>> Begin

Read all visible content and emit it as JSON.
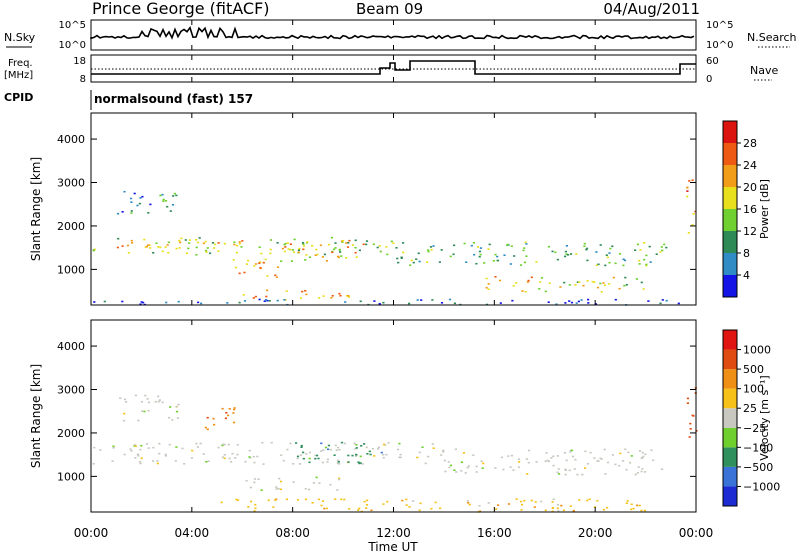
{
  "header": {
    "station": "Prince George (fitACF)",
    "beam": "Beam 09",
    "date": "04/Aug/2011"
  },
  "panels": {
    "nsky": {
      "left_label": "N.Sky",
      "left_ticks": [
        "10^5",
        "10^0"
      ],
      "right_ticks": [
        "10^5",
        "10^0"
      ],
      "right_label": "N.Search"
    },
    "freq": {
      "left_label_1": "Freq.",
      "left_label_2": "[MHz]",
      "left_ticks": [
        "18",
        "8"
      ],
      "right_ticks": [
        "60",
        "0"
      ],
      "right_label": "Nave"
    },
    "cpid": {
      "label": "CPID",
      "text": "normalsound (fast) 157"
    }
  },
  "colors": {
    "power_scale": [
      "#1414e6",
      "#2f8cc4",
      "#2e8a57",
      "#6fd02f",
      "#e8df1d",
      "#f19d1a",
      "#ee5a12",
      "#dc1410"
    ],
    "velocity_scale": [
      "#1c2bd2",
      "#3a73d8",
      "#2f8f5d",
      "#6fcf2d",
      "#c8c8c0",
      "#f6c21a",
      "#ef8f15",
      "#e04c10",
      "#e01410"
    ]
  },
  "chart_data": [
    {
      "type": "heatmap",
      "title": "",
      "xlabel": "Time UT",
      "ylabel": "Slant Range [km]",
      "x_ticks": [
        "00:00",
        "04:00",
        "08:00",
        "12:00",
        "16:00",
        "20:00",
        "00:00"
      ],
      "y_ticks": [
        "1000",
        "2000",
        "3000",
        "4000"
      ],
      "xlim": [
        0,
        24
      ],
      "ylim": [
        180,
        4600
      ],
      "colorbar": {
        "label": "Power [dB]",
        "ticks": [
          "28",
          "24",
          "20",
          "16",
          "12",
          "8",
          "4"
        ],
        "range": [
          0,
          30
        ]
      },
      "regions": [
        {
          "t0": 0.0,
          "t1": 12.0,
          "r0": 1350,
          "r1": 1750,
          "level": 0.45
        },
        {
          "t0": 1.0,
          "t1": 6.0,
          "r0": 1500,
          "r1": 1720,
          "level": 0.7
        },
        {
          "t0": 12.0,
          "t1": 22.8,
          "r0": 1100,
          "r1": 1650,
          "level": 0.35
        },
        {
          "t0": 1.0,
          "t1": 3.5,
          "r0": 2300,
          "r1": 2850,
          "level": 0.2
        },
        {
          "t0": 5.5,
          "t1": 7.5,
          "r0": 800,
          "r1": 1300,
          "level": 0.75
        },
        {
          "t0": 7.5,
          "t1": 11.0,
          "r0": 1200,
          "r1": 1700,
          "level": 0.65
        },
        {
          "t0": 15.5,
          "t1": 17.5,
          "r0": 500,
          "r1": 850,
          "level": 0.75
        },
        {
          "t0": 17.5,
          "t1": 22.0,
          "r0": 500,
          "r1": 850,
          "level": 0.5
        },
        {
          "t0": 6.0,
          "t1": 10.5,
          "r0": 300,
          "r1": 550,
          "level": 0.75
        },
        {
          "t0": 0.0,
          "t1": 24.0,
          "r0": 200,
          "r1": 330,
          "level": 0.08
        },
        {
          "t0": 23.6,
          "t1": 24.0,
          "r0": 1800,
          "r1": 3200,
          "level": 0.8
        }
      ]
    },
    {
      "type": "heatmap",
      "title": "",
      "xlabel": "Time UT",
      "ylabel": "Slant Range [km]",
      "x_ticks": [
        "00:00",
        "04:00",
        "08:00",
        "12:00",
        "16:00",
        "20:00",
        "00:00"
      ],
      "y_ticks": [
        "1000",
        "2000",
        "3000",
        "4000"
      ],
      "xlim": [
        0,
        24
      ],
      "ylim": [
        180,
        4600
      ],
      "colorbar": {
        "label": "Velocity [m s⁻¹]",
        "ticks": [
          "1000",
          "500",
          "100",
          "25",
          "−25",
          "−100",
          "−500",
          "−1000"
        ],
        "range": [
          -1000,
          1000
        ]
      },
      "regions": [
        {
          "t0": 0.0,
          "t1": 14.0,
          "r0": 1300,
          "r1": 1800,
          "level": 4
        },
        {
          "t0": 1.0,
          "t1": 3.5,
          "r0": 2300,
          "r1": 2900,
          "level": 4
        },
        {
          "t0": 14.0,
          "t1": 22.8,
          "r0": 1050,
          "r1": 1650,
          "level": 4
        },
        {
          "t0": 8.0,
          "t1": 11.5,
          "r0": 1300,
          "r1": 1800,
          "level": 2
        },
        {
          "t0": 4.5,
          "t1": 6.0,
          "r0": 2100,
          "r1": 2600,
          "level": 6
        },
        {
          "t0": 6.0,
          "t1": 10.0,
          "r0": 700,
          "r1": 1000,
          "level": 4
        },
        {
          "t0": 5.0,
          "t1": 22.0,
          "r0": 200,
          "r1": 500,
          "level": 5
        },
        {
          "t0": 23.6,
          "t1": 24.0,
          "r0": 1800,
          "r1": 3200,
          "level": 7
        }
      ]
    }
  ]
}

>> End

To be done:
Return all of the entries exactly as written, but drop any pictures they hold.

Answer to this task:
Read all visible content and emit it as JSON.
{
  "header": {
    "station": "Prince George (fitACF)",
    "beam": "Beam 09",
    "date": "04/Aug/2011"
  },
  "panels": {
    "nsky": {
      "left_label": "N.Sky",
      "left_ticks": [
        "10^5",
        "10^0"
      ],
      "right_ticks": [
        "10^5",
        "10^0"
      ],
      "right_label": "N.Search"
    },
    "freq": {
      "left_label_1": "Freq.",
      "left_label_2": "[MHz]",
      "left_ticks": [
        "18",
        "8"
      ],
      "right_ticks": [
        "60",
        "0"
      ],
      "right_label": "Nave"
    },
    "cpid": {
      "label": "CPID",
      "text": "normalsound (fast) 157"
    }
  },
  "colors": {
    "power_scale": [
      "#1414e6",
      "#2f8cc4",
      "#2e8a57",
      "#6fd02f",
      "#e8df1d",
      "#f19d1a",
      "#ee5a12",
      "#dc1410"
    ],
    "velocity_scale": [
      "#1c2bd2",
      "#3a73d8",
      "#2f8f5d",
      "#6fcf2d",
      "#c8c8c0",
      "#f6c21a",
      "#ef8f15",
      "#e04c10",
      "#e01410"
    ]
  },
  "chart_data": [
    {
      "type": "heatmap",
      "title": "",
      "xlabel": "Time UT",
      "ylabel": "Slant Range [km]",
      "x_ticks": [
        "00:00",
        "04:00",
        "08:00",
        "12:00",
        "16:00",
        "20:00",
        "00:00"
      ],
      "y_ticks": [
        "1000",
        "2000",
        "3000",
        "4000"
      ],
      "xlim": [
        0,
        24
      ],
      "ylim": [
        180,
        4600
      ],
      "colorbar": {
        "label": "Power [dB]",
        "ticks": [
          "28",
          "24",
          "20",
          "16",
          "12",
          "8",
          "4"
        ],
        "range": [
          0,
          30
        ]
      },
      "regions": [
        {
          "t0": 0.0,
          "t1": 12.0,
          "r0": 1350,
          "r1": 1750,
          "level": 0.45
        },
        {
          "t0": 1.0,
          "t1": 6.0,
          "r0": 1500,
          "r1": 1720,
          "level": 0.7
        },
        {
          "t0": 12.0,
          "t1": 22.8,
          "r0": 1100,
          "r1": 1650,
          "level": 0.35
        },
        {
          "t0": 1.0,
          "t1": 3.5,
          "r0": 2300,
          "r1": 2850,
          "level": 0.2
        },
        {
          "t0": 5.5,
          "t1": 7.5,
          "r0": 800,
          "r1": 1300,
          "level": 0.75
        },
        {
          "t0": 7.5,
          "t1": 11.0,
          "r0": 1200,
          "r1": 1700,
          "level": 0.65
        },
        {
          "t0": 15.5,
          "t1": 17.5,
          "r0": 500,
          "r1": 850,
          "level": 0.75
        },
        {
          "t0": 17.5,
          "t1": 22.0,
          "r0": 500,
          "r1": 850,
          "level": 0.5
        },
        {
          "t0": 6.0,
          "t1": 10.5,
          "r0": 300,
          "r1": 550,
          "level": 0.75
        },
        {
          "t0": 0.0,
          "t1": 24.0,
          "r0": 200,
          "r1": 330,
          "level": 0.08
        },
        {
          "t0": 23.6,
          "t1": 24.0,
          "r0": 1800,
          "r1": 3200,
          "level": 0.8
        }
      ]
    },
    {
      "type": "heatmap",
      "title": "",
      "xlabel": "Time UT",
      "ylabel": "Slant Range [km]",
      "x_ticks": [
        "00:00",
        "04:00",
        "08:00",
        "12:00",
        "16:00",
        "20:00",
        "00:00"
      ],
      "y_ticks": [
        "1000",
        "2000",
        "3000",
        "4000"
      ],
      "xlim": [
        0,
        24
      ],
      "ylim": [
        180,
        4600
      ],
      "colorbar": {
        "label": "Velocity [m s⁻¹]",
        "ticks": [
          "1000",
          "500",
          "100",
          "25",
          "−25",
          "−100",
          "−500",
          "−1000"
        ],
        "range": [
          -1000,
          1000
        ]
      },
      "regions": [
        {
          "t0": 0.0,
          "t1": 14.0,
          "r0": 1300,
          "r1": 1800,
          "level": 4
        },
        {
          "t0": 1.0,
          "t1": 3.5,
          "r0": 2300,
          "r1": 2900,
          "level": 4
        },
        {
          "t0": 14.0,
          "t1": 22.8,
          "r0": 1050,
          "r1": 1650,
          "level": 4
        },
        {
          "t0": 8.0,
          "t1": 11.5,
          "r0": 1300,
          "r1": 1800,
          "level": 2
        },
        {
          "t0": 4.5,
          "t1": 6.0,
          "r0": 2100,
          "r1": 2600,
          "level": 6
        },
        {
          "t0": 6.0,
          "t1": 10.0,
          "r0": 700,
          "r1": 1000,
          "level": 4
        },
        {
          "t0": 5.0,
          "t1": 22.0,
          "r0": 200,
          "r1": 500,
          "level": 5
        },
        {
          "t0": 23.6,
          "t1": 24.0,
          "r0": 1800,
          "r1": 3200,
          "level": 7
        }
      ]
    }
  ]
}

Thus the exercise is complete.